## Begin Records for this task

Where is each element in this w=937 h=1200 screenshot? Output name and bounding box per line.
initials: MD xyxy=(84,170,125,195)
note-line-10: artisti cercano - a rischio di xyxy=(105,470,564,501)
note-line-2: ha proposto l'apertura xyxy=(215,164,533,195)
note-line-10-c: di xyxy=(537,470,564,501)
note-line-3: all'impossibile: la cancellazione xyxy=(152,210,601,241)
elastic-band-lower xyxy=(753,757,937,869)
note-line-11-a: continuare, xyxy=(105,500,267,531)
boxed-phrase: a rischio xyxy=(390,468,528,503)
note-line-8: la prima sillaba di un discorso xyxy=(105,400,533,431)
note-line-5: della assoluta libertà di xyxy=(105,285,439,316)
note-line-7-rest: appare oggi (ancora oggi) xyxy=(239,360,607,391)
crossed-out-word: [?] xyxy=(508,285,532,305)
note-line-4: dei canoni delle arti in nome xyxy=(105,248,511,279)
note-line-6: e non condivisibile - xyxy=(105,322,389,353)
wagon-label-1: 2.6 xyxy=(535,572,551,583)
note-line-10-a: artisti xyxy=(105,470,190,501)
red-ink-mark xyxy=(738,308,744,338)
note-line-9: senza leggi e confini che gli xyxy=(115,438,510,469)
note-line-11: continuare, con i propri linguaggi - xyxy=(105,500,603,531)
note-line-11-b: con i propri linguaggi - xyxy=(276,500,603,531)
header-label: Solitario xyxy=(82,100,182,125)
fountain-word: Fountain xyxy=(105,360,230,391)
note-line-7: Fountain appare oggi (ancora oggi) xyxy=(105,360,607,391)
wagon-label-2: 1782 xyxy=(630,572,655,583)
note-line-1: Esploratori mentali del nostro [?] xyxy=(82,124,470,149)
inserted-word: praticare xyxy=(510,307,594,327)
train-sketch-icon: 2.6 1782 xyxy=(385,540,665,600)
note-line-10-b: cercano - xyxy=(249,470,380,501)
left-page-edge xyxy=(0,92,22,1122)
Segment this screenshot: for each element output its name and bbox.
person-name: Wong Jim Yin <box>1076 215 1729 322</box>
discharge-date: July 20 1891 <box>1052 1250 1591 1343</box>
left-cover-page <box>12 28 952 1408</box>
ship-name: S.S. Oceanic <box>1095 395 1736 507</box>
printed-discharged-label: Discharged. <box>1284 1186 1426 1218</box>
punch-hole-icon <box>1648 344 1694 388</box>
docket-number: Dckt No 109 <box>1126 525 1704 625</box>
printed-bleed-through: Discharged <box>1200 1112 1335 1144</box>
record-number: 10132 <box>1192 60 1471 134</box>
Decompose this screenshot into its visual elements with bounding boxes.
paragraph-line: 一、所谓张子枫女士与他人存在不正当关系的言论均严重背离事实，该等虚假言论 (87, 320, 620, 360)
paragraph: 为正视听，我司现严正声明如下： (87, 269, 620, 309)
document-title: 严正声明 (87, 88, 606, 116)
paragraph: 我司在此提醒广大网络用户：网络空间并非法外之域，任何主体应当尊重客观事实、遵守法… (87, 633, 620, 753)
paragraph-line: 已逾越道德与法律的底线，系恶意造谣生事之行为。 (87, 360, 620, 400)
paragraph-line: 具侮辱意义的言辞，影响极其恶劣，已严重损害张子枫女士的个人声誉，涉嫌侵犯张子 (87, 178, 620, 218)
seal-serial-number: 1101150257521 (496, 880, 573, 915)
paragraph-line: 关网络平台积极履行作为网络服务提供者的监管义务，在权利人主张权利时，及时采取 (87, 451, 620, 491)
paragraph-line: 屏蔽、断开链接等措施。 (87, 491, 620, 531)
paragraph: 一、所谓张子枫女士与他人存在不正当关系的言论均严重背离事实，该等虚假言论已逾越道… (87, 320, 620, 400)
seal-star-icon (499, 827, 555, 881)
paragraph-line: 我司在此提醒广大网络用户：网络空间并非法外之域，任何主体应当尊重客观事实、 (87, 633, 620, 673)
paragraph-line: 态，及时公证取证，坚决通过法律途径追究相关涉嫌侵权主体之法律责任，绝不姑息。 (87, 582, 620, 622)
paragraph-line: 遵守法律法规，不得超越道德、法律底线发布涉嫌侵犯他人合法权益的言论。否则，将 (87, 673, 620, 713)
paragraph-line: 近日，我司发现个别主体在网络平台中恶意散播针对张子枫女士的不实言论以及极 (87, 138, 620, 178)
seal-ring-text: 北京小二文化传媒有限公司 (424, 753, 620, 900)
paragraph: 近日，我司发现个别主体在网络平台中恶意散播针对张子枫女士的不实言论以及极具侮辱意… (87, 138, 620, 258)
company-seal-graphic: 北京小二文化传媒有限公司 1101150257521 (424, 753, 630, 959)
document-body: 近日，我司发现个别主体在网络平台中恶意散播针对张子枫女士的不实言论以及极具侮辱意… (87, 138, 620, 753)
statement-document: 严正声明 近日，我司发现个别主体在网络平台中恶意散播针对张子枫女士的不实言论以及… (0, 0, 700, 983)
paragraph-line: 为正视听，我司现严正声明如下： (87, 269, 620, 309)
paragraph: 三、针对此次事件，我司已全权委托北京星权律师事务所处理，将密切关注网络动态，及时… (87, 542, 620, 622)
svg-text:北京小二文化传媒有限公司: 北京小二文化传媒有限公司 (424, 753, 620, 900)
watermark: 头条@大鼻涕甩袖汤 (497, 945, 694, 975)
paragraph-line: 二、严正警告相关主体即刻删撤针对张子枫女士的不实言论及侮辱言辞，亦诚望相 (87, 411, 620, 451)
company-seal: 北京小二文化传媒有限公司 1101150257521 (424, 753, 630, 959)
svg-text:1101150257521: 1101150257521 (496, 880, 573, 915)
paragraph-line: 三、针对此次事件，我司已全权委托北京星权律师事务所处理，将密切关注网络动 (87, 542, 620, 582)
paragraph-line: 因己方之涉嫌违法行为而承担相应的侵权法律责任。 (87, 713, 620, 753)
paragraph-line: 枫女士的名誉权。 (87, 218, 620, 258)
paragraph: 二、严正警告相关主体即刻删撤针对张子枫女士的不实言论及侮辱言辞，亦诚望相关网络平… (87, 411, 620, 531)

## End Records for this task

Aim >>
Convert the entries above into a JSON list of strings, one string per line, leaving out any blank lines.

Solution to the exercise >>
[
  "Where is each element in this w=937 h=1200 screenshot? Output name and bounding box per line.",
  "initials: MD xyxy=(84,170,125,195)",
  "note-line-10: artisti cercano - a rischio di xyxy=(105,470,564,501)",
  "note-line-2: ha proposto l'apertura xyxy=(215,164,533,195)",
  "note-line-10-c: di xyxy=(537,470,564,501)",
  "note-line-3: all'impossibile: la cancellazione xyxy=(152,210,601,241)",
  "elastic-band-lower xyxy=(753,757,937,869)",
  "note-line-11-a: continuare, xyxy=(105,500,267,531)",
  "boxed-phrase: a rischio xyxy=(390,468,528,503)",
  "note-line-8: la prima sillaba di un discorso xyxy=(105,400,533,431)",
  "note-line-5: della assoluta libertà di xyxy=(105,285,439,316)",
  "note-line-7-rest: appare oggi (ancora oggi) xyxy=(239,360,607,391)",
  "crossed-out-word: [?] xyxy=(508,285,532,305)",
  "note-line-4: dei canoni delle arti in nome xyxy=(105,248,511,279)",
  "note-line-6: e non condivisibile - xyxy=(105,322,389,353)",
  "wagon-label-1: 2.6 xyxy=(535,572,551,583)",
  "note-line-10-a: artisti xyxy=(105,470,190,501)",
  "red-ink-mark xyxy=(738,308,744,338)",
  "note-line-9: senza leggi e confini che gli xyxy=(115,438,510,469)",
  "note-line-11: continuare, con i propri linguaggi - xyxy=(105,500,603,531)",
  "note-line-11-b: con i propri linguaggi - xyxy=(276,500,603,531)",
  "header-label: Solitario xyxy=(82,100,182,125)",
  "fountain-word: Fountain xyxy=(105,360,230,391)",
  "note-line-7: Fountain appare oggi (ancora oggi) xyxy=(105,360,607,391)",
  "wagon-label-2: 1782 xyxy=(630,572,655,583)",
  "note-line-1: Esploratori mentali del nostro [?] xyxy=(82,124,470,149)",
  "inserted-word: praticare xyxy=(510,307,594,327)",
  "train-sketch-icon: 2.6 1782 xyxy=(385,540,665,600)",
  "note-line-10-b: cercano - xyxy=(249,470,380,501)",
  "left-page-edge xyxy=(0,92,22,1122)",
  "Segment this screenshot: for each element output its name and bbox.",
  "person-name: Wong Jim Yin <box>1076 215 1729 322</box>",
  "discharge-date: July 20 1891 <box>1052 1250 1591 1343</box>",
  "left-cover-page <box>12 28 952 1408</box>",
  "ship-name: S.S. Oceanic <box>1095 395 1736 507</box>",
  "printed-discharged-label: Discharged. <box>1284 1186 1426 1218</box>",
  "punch-hole-icon <box>1648 344 1694 388</box>",
  "docket-number: Dckt No 109 <box>1126 525 1704 625</box>",
  "printed-bleed-through: Discharged <box>1200 1112 1335 1144</box>",
  "record-number: 10132 <box>1192 60 1471 134</box>",
  "Decompose this screenshot into its visual elements with bounding boxes.",
  "paragraph-line: 一、所谓张子枫女士与他人存在不正当关系的言论均严重背离事实，该等虚假言论 (87, 320, 620, 360)",
  "paragraph: 为正视听，我司现严正声明如下： (87, 269, 620, 309)",
  "document-title: 严正声明 (87, 88, 606, 116)",
  "paragraph: 我司在此提醒广大网络用户：网络空间并非法外之域，任何主体应当尊重客观事实、遵守法… (87, 633, 620, 753)",
  "paragraph-line: 已逾越道德与法律的底线，系恶意造谣生事之行为。 (87, 360, 620, 400)",
  "paragraph-line: 具侮辱意义的言辞，影响极其恶劣，已严重损害张子枫女士的个人声誉，涉嫌侵犯张子 (87, 178, 620, 218)",
  "seal-serial-number: 1101150257521 (496, 880, 573, 915)",
  "paragraph-line: 关网络平台积极履行作为网络服务提供者的监管义务，在权利人主张权利时，及时采取 (87, 451, 620, 491)",
  "paragraph-line: 屏蔽、断开链接等措施。 (87, 491, 620, 531)",
  "paragraph: 一、所谓张子枫女士与他人存在不正当关系的言论均严重背离事实，该等虚假言论已逾越道… (87, 320, 620, 400)",
  "seal-star-icon (499, 827, 555, 881)",
  "paragraph-line: 我司在此提醒广大网络用户：网络空间并非法外之域，任何主体应当尊重客观事实、 (87, 633, 620, 673)",
  "paragraph-line: 态，及时公证取证，坚决通过法律途径追究相关涉嫌侵权主体之法律责任，绝不姑息。 (87, 582, 620, 622)",
  "paragraph-line: 遵守法律法规，不得超越道德、法律底线发布涉嫌侵犯他人合法权益的言论。否则，将 (87, 673, 620, 713)",
  "paragraph-line: 近日，我司发现个别主体在网络平台中恶意散播针对张子枫女士的不实言论以及极 (87, 138, 620, 178)",
  "seal-ring-text: 北京小二文化传媒有限公司 (424, 753, 620, 900)",
  "paragraph: 近日，我司发现个别主体在网络平台中恶意散播针对张子枫女士的不实言论以及极具侮辱意… (87, 138, 620, 258)",
  "company-seal-graphic: 北京小二文化传媒有限公司 1101150257521 (424, 753, 630, 959)",
  "document-body: 近日，我司发现个别主体在网络平台中恶意散播针对张子枫女士的不实言论以及极具侮辱意… (87, 138, 620, 753)",
  "statement-document: 严正声明 近日，我司发现个别主体在网络平台中恶意散播针对张子枫女士的不实言论以及… (0, 0, 700, 983)",
  "paragraph-line: 为正视听，我司现严正声明如下： (87, 269, 620, 309)",
  "paragraph: 三、针对此次事件，我司已全权委托北京星权律师事务所处理，将密切关注网络动态，及时… (87, 542, 620, 622)",
  "svg-text:北京小二文化传媒有限公司: 北京小二文化传媒有限公司 (424, 753, 620, 900)",
  "watermark: 头条@大鼻涕甩袖汤 (497, 945, 694, 975)",
  "paragraph-line: 二、严正警告相关主体即刻删撤针对张子枫女士的不实言论及侮辱言辞，亦诚望相 (87, 411, 620, 451)",
  "company-seal: 北京小二文化传媒有限公司 1101150257521 (424, 753, 630, 959)",
  "svg-text:1101150257521: 1101150257521 (496, 880, 573, 915)",
  "paragraph-line: 三、针对此次事件，我司已全权委托北京星权律师事务所处理，将密切关注网络动 (87, 542, 620, 582)",
  "paragraph-line: 因己方之涉嫌违法行为而承担相应的侵权法律责任。 (87, 713, 620, 753)",
  "paragraph-line: 枫女士的名誉权。 (87, 218, 620, 258)",
  "paragraph: 二、严正警告相关主体即刻删撤针对张子枫女士的不实言论及侮辱言辞，亦诚望相关网络平… (87, 411, 620, 531)"
]